> INSTRUCTIONS TO FOLLOW
Set down all of the entries word for word, omitting the images they contain.
— START OF MATERIAL —
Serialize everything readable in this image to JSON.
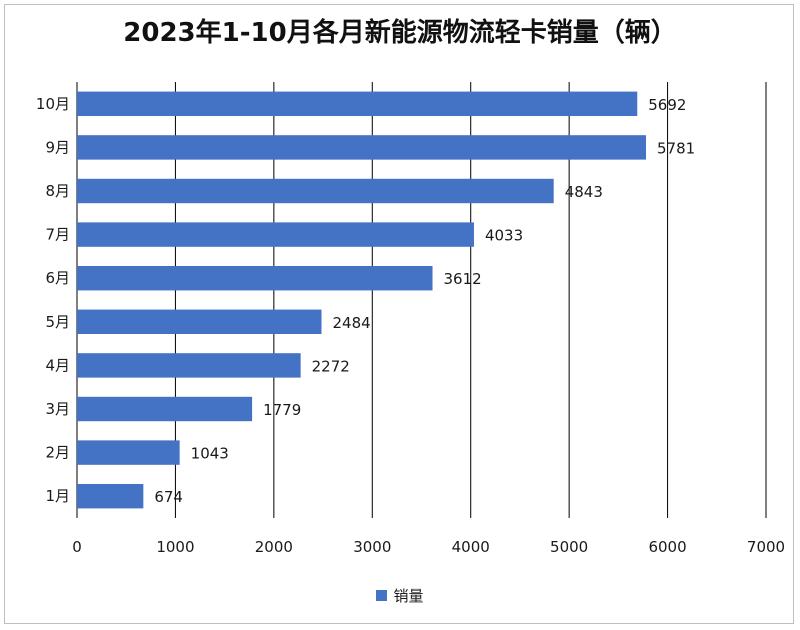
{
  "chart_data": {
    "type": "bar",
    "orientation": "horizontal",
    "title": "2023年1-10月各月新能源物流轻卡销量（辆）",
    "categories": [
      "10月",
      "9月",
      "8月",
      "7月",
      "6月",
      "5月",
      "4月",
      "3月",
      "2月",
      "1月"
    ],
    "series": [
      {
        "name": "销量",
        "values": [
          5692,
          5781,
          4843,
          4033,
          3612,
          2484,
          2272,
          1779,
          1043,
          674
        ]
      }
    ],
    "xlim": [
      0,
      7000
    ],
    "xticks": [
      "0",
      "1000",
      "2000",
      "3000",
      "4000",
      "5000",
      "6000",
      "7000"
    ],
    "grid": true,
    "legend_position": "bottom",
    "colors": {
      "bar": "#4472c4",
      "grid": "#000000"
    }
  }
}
— END OF MATERIAL —
> THE SOLUTION
Serialize everything readable in this image to JSON.
{
  "chart_data": {
    "type": "bar",
    "orientation": "horizontal",
    "title": "2023年1-10月各月新能源物流轻卡销量（辆）",
    "categories": [
      "10月",
      "9月",
      "8月",
      "7月",
      "6月",
      "5月",
      "4月",
      "3月",
      "2月",
      "1月"
    ],
    "series": [
      {
        "name": "销量",
        "values": [
          5692,
          5781,
          4843,
          4033,
          3612,
          2484,
          2272,
          1779,
          1043,
          674
        ]
      }
    ],
    "xlim": [
      0,
      7000
    ],
    "xticks": [
      "0",
      "1000",
      "2000",
      "3000",
      "4000",
      "5000",
      "6000",
      "7000"
    ],
    "grid": true,
    "legend_position": "bottom",
    "colors": {
      "bar": "#4472c4",
      "grid": "#000000"
    }
  }
}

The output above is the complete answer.